**DATA TO USE**:
========================================================================

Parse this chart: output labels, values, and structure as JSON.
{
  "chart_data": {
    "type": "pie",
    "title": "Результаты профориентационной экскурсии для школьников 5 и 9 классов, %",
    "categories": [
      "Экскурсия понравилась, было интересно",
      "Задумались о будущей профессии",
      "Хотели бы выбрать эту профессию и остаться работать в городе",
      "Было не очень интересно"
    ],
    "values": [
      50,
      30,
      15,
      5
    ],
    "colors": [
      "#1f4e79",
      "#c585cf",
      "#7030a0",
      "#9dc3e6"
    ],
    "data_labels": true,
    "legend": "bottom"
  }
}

========================================================================

**PROBLEM DESCRIPTION**:
Write out every entry again, keeping each line exactly the same.

**TASK RESULT**:
Parse this chart: output labels, values, and structure as JSON.
{
  "chart_data": {
    "type": "pie",
    "title": "Результаты профориентационной экскурсии для школьников 5 и 9 классов, %",
    "categories": [
      "Экскурсия понравилась, было интересно",
      "Задумались о будущей профессии",
      "Хотели бы выбрать эту профессию и остаться работать в городе",
      "Было не очень интересно"
    ],
    "values": [
      50,
      30,
      15,
      5
    ],
    "colors": [
      "#1f4e79",
      "#c585cf",
      "#7030a0",
      "#9dc3e6"
    ],
    "data_labels": true,
    "legend": "bottom"
  }
}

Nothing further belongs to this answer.